WHAT IS EXPECTED: Of all the lines in the material, how many include the word "Bimaadiziwin"? Give only the number.

Dataset rows:
==========

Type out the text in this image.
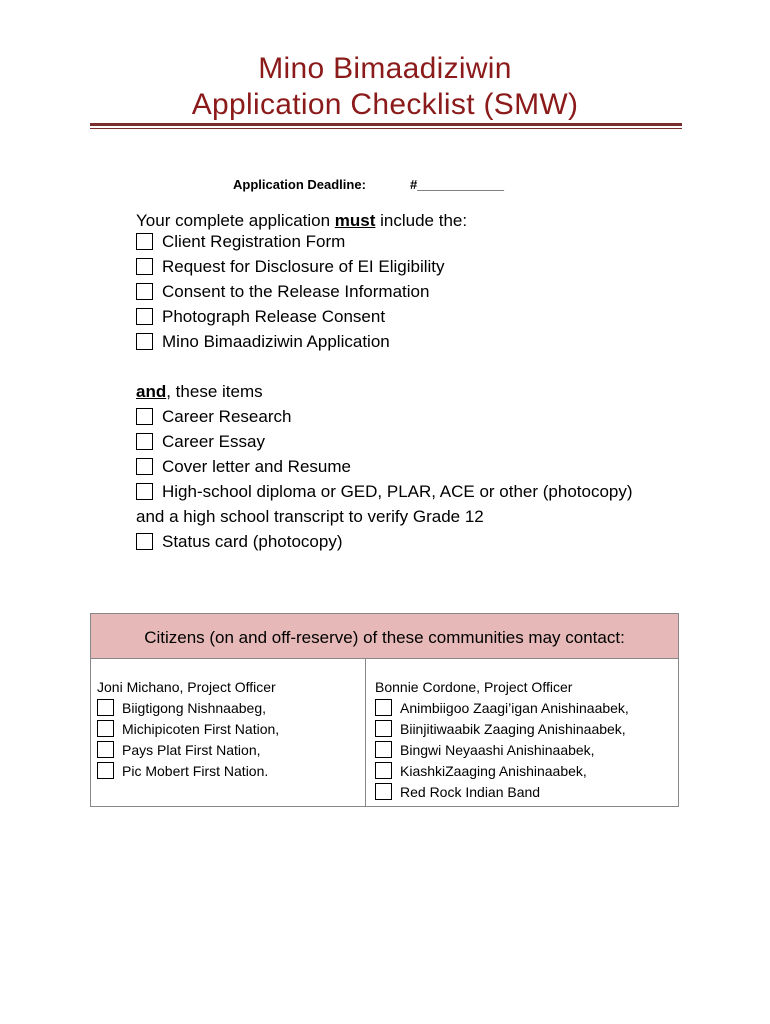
Mino Bimaadiziwin
Application Checklist (SMW)
Application Deadline:	#____________
Your complete application must include the:
Client Registration Form
Request for Disclosure of EI Eligibility
Consent to the Release Information
Photograph Release Consent
Mino Bimaadiziwin Application
and, these items
Career Research
Career Essay
Cover letter and Resume
High-school diploma or GED, PLAR, ACE or other (photocopy)
and a high school transcript to verify Grade 12
Status card (photocopy)
Citizens (on and off-reserve) of these communities may contact:
Joni Michano, Project Officer
Biigtigong Nishnaabeg,
Michipicoten First Nation,
Pays Plat First Nation,
Pic Mobert First Nation.
Bonnie Cordone, Project Officer
Animbiigoo Zaagi’igan Anishinaabek,
Biinjitiwaabik Zaaging Anishinaabek,
Bingwi Neyaashi Anishinaabek,
KiashkiZaaging Anishinaabek,
Red Rock Indian Band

==========

WRITTEN REPLY: 2